Copy out the complete listing, word for word.

++++

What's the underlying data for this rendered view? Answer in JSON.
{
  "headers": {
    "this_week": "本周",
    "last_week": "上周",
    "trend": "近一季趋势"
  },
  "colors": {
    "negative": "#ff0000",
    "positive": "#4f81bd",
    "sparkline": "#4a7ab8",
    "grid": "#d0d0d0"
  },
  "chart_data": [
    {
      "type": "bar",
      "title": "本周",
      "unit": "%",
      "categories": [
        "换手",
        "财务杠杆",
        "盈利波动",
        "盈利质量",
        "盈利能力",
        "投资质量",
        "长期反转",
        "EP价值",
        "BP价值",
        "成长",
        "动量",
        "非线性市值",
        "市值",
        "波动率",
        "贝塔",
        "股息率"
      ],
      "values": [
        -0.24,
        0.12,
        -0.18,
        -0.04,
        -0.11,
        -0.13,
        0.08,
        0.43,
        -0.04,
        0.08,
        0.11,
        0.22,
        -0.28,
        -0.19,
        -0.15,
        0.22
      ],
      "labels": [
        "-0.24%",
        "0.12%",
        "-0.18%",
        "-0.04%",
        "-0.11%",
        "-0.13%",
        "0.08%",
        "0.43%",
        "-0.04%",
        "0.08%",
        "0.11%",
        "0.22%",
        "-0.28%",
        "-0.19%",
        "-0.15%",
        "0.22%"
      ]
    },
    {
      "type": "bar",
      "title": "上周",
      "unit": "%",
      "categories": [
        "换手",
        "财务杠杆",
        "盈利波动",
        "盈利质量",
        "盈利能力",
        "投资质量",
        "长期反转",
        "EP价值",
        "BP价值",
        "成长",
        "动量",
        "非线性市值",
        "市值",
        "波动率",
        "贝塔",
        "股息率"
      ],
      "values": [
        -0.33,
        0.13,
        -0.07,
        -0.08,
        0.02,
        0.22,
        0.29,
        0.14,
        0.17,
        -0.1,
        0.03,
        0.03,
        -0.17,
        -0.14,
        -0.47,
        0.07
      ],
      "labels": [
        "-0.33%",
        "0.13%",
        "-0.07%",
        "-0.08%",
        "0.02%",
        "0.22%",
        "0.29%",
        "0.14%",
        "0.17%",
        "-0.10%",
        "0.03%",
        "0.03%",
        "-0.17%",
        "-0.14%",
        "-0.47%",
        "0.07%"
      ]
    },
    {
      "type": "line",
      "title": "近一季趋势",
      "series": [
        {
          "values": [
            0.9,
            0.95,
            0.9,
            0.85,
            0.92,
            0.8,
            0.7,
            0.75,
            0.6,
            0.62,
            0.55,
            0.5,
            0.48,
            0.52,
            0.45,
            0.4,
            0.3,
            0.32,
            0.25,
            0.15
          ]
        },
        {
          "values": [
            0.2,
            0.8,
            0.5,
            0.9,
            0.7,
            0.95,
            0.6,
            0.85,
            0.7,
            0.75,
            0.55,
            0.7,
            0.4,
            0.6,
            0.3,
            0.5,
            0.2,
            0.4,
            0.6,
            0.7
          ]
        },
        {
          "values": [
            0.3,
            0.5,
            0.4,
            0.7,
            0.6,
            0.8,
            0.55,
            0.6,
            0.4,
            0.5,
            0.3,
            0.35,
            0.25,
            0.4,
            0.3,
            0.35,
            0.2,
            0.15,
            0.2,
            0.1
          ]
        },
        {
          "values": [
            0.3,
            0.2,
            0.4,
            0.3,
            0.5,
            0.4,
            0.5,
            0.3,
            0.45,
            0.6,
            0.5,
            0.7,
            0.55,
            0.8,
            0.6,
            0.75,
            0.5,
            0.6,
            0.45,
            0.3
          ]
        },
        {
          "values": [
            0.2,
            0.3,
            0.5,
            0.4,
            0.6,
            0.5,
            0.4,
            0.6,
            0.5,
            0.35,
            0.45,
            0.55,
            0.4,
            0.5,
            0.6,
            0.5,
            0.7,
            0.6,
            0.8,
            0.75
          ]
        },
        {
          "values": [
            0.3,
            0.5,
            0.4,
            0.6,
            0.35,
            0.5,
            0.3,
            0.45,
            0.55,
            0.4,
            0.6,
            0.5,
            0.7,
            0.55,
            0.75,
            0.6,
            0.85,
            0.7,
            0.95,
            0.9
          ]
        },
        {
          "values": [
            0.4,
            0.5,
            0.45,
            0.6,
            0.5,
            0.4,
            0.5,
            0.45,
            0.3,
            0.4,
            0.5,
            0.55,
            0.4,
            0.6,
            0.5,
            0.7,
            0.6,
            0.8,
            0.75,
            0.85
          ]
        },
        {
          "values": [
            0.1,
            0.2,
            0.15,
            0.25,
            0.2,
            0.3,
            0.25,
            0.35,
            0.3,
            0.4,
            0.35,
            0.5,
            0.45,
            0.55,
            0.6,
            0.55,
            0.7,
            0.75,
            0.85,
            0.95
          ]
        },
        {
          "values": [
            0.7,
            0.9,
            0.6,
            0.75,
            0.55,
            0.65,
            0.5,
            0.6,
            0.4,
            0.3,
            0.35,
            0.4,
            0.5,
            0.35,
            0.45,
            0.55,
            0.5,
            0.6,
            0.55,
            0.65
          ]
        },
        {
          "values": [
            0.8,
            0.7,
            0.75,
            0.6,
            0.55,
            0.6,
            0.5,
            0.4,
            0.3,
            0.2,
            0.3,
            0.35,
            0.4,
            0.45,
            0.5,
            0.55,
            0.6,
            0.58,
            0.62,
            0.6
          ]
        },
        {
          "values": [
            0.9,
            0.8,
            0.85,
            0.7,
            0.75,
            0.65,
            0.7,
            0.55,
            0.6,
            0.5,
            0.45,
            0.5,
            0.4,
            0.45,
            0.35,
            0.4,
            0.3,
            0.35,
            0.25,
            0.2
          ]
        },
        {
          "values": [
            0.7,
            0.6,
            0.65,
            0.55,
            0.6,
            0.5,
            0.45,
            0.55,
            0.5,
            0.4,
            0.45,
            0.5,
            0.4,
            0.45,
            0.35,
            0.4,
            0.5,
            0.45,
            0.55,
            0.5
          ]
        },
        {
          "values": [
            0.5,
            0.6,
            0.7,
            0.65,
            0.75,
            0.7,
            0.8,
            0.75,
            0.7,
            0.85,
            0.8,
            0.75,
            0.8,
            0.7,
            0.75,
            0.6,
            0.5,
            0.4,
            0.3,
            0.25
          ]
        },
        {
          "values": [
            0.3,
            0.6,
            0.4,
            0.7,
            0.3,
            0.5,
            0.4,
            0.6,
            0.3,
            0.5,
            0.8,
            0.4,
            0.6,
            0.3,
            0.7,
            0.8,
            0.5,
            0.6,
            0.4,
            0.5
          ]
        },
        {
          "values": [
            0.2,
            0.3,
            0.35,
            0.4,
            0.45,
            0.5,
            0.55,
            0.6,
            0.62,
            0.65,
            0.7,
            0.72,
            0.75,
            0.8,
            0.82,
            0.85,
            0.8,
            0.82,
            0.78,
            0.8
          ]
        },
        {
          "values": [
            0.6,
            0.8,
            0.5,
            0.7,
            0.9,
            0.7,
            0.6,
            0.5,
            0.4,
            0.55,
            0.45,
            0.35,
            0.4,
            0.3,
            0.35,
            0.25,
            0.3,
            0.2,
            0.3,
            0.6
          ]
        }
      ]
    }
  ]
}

++++

## Written response
What's the underlying data for this rendered view? Answer in JSON.
{
  "headers": {
    "this_week": "本周",
    "last_week": "上周",
    "trend": "近一季趋势"
  },
  "colors": {
    "negative": "#ff0000",
    "positive": "#4f81bd",
    "sparkline": "#4a7ab8",
    "grid": "#d0d0d0"
  },
  "chart_data": [
    {
      "type": "bar",
      "title": "本周",
      "unit": "%",
      "categories": [
        "换手",
        "财务杠杆",
        "盈利波动",
        "盈利质量",
        "盈利能力",
        "投资质量",
        "长期反转",
        "EP价值",
        "BP价值",
        "成长",
        "动量",
        "非线性市值",
        "市值",
        "波动率",
        "贝塔",
        "股息率"
      ],
      "values": [
        -0.24,
        0.12,
        -0.18,
        -0.04,
        -0.11,
        -0.13,
        0.08,
        0.43,
        -0.04,
        0.08,
        0.11,
        0.22,
        -0.28,
        -0.19,
        -0.15,
        0.22
      ],
      "labels": [
        "-0.24%",
        "0.12%",
        "-0.18%",
        "-0.04%",
        "-0.11%",
        "-0.13%",
        "0.08%",
        "0.43%",
        "-0.04%",
        "0.08%",
        "0.11%",
        "0.22%",
        "-0.28%",
        "-0.19%",
        "-0.15%",
        "0.22%"
      ]
    },
    {
      "type": "bar",
      "title": "上周",
      "unit": "%",
      "categories": [
        "换手",
        "财务杠杆",
        "盈利波动",
        "盈利质量",
        "盈利能力",
        "投资质量",
        "长期反转",
        "EP价值",
        "BP价值",
        "成长",
        "动量",
        "非线性市值",
        "市值",
        "波动率",
        "贝塔",
        "股息率"
      ],
      "values": [
        -0.33,
        0.13,
        -0.07,
        -0.08,
        0.02,
        0.22,
        0.29,
        0.14,
        0.17,
        -0.1,
        0.03,
        0.03,
        -0.17,
        -0.14,
        -0.47,
        0.07
      ],
      "labels": [
        "-0.33%",
        "0.13%",
        "-0.07%",
        "-0.08%",
        "0.02%",
        "0.22%",
        "0.29%",
        "0.14%",
        "0.17%",
        "-0.10%",
        "0.03%",
        "0.03%",
        "-0.17%",
        "-0.14%",
        "-0.47%",
        "0.07%"
      ]
    },
    {
      "type": "line",
      "title": "近一季趋势",
      "series": [
        {
          "values": [
            0.9,
            0.95,
            0.9,
            0.85,
            0.92,
            0.8,
            0.7,
            0.75,
            0.6,
            0.62,
            0.55,
            0.5,
            0.48,
            0.52,
            0.45,
            0.4,
            0.3,
            0.32,
            0.25,
            0.15
          ]
        },
        {
          "values": [
            0.2,
            0.8,
            0.5,
            0.9,
            0.7,
            0.95,
            0.6,
            0.85,
            0.7,
            0.75,
            0.55,
            0.7,
            0.4,
            0.6,
            0.3,
            0.5,
            0.2,
            0.4,
            0.6,
            0.7
          ]
        },
        {
          "values": [
            0.3,
            0.5,
            0.4,
            0.7,
            0.6,
            0.8,
            0.55,
            0.6,
            0.4,
            0.5,
            0.3,
            0.35,
            0.25,
            0.4,
            0.3,
            0.35,
            0.2,
            0.15,
            0.2,
            0.1
          ]
        },
        {
          "values": [
            0.3,
            0.2,
            0.4,
            0.3,
            0.5,
            0.4,
            0.5,
            0.3,
            0.45,
            0.6,
            0.5,
            0.7,
            0.55,
            0.8,
            0.6,
            0.75,
            0.5,
            0.6,
            0.45,
            0.3
          ]
        },
        {
          "values": [
            0.2,
            0.3,
            0.5,
            0.4,
            0.6,
            0.5,
            0.4,
            0.6,
            0.5,
            0.35,
            0.45,
            0.55,
            0.4,
            0.5,
            0.6,
            0.5,
            0.7,
            0.6,
            0.8,
            0.75
          ]
        },
        {
          "values": [
            0.3,
            0.5,
            0.4,
            0.6,
            0.35,
            0.5,
            0.3,
            0.45,
            0.55,
            0.4,
            0.6,
            0.5,
            0.7,
            0.55,
            0.75,
            0.6,
            0.85,
            0.7,
            0.95,
            0.9
          ]
        },
        {
          "values": [
            0.4,
            0.5,
            0.45,
            0.6,
            0.5,
            0.4,
            0.5,
            0.45,
            0.3,
            0.4,
            0.5,
            0.55,
            0.4,
            0.6,
            0.5,
            0.7,
            0.6,
            0.8,
            0.75,
            0.85
          ]
        },
        {
          "values": [
            0.1,
            0.2,
            0.15,
            0.25,
            0.2,
            0.3,
            0.25,
            0.35,
            0.3,
            0.4,
            0.35,
            0.5,
            0.45,
            0.55,
            0.6,
            0.55,
            0.7,
            0.75,
            0.85,
            0.95
          ]
        },
        {
          "values": [
            0.7,
            0.9,
            0.6,
            0.75,
            0.55,
            0.65,
            0.5,
            0.6,
            0.4,
            0.3,
            0.35,
            0.4,
            0.5,
            0.35,
            0.45,
            0.55,
            0.5,
            0.6,
            0.55,
            0.65
          ]
        },
        {
          "values": [
            0.8,
            0.7,
            0.75,
            0.6,
            0.55,
            0.6,
            0.5,
            0.4,
            0.3,
            0.2,
            0.3,
            0.35,
            0.4,
            0.45,
            0.5,
            0.55,
            0.6,
            0.58,
            0.62,
            0.6
          ]
        },
        {
          "values": [
            0.9,
            0.8,
            0.85,
            0.7,
            0.75,
            0.65,
            0.7,
            0.55,
            0.6,
            0.5,
            0.45,
            0.5,
            0.4,
            0.45,
            0.35,
            0.4,
            0.3,
            0.35,
            0.25,
            0.2
          ]
        },
        {
          "values": [
            0.7,
            0.6,
            0.65,
            0.55,
            0.6,
            0.5,
            0.45,
            0.55,
            0.5,
            0.4,
            0.45,
            0.5,
            0.4,
            0.45,
            0.35,
            0.4,
            0.5,
            0.45,
            0.55,
            0.5
          ]
        },
        {
          "values": [
            0.5,
            0.6,
            0.7,
            0.65,
            0.75,
            0.7,
            0.8,
            0.75,
            0.7,
            0.85,
            0.8,
            0.75,
            0.8,
            0.7,
            0.75,
            0.6,
            0.5,
            0.4,
            0.3,
            0.25
          ]
        },
        {
          "values": [
            0.3,
            0.6,
            0.4,
            0.7,
            0.3,
            0.5,
            0.4,
            0.6,
            0.3,
            0.5,
            0.8,
            0.4,
            0.6,
            0.3,
            0.7,
            0.8,
            0.5,
            0.6,
            0.4,
            0.5
          ]
        },
        {
          "values": [
            0.2,
            0.3,
            0.35,
            0.4,
            0.45,
            0.5,
            0.55,
            0.6,
            0.62,
            0.65,
            0.7,
            0.72,
            0.75,
            0.8,
            0.82,
            0.85,
            0.8,
            0.82,
            0.78,
            0.8
          ]
        },
        {
          "values": [
            0.6,
            0.8,
            0.5,
            0.7,
            0.9,
            0.7,
            0.6,
            0.5,
            0.4,
            0.55,
            0.45,
            0.35,
            0.4,
            0.3,
            0.35,
            0.25,
            0.3,
            0.2,
            0.3,
            0.6
          ]
        }
      ]
    }
  ]
}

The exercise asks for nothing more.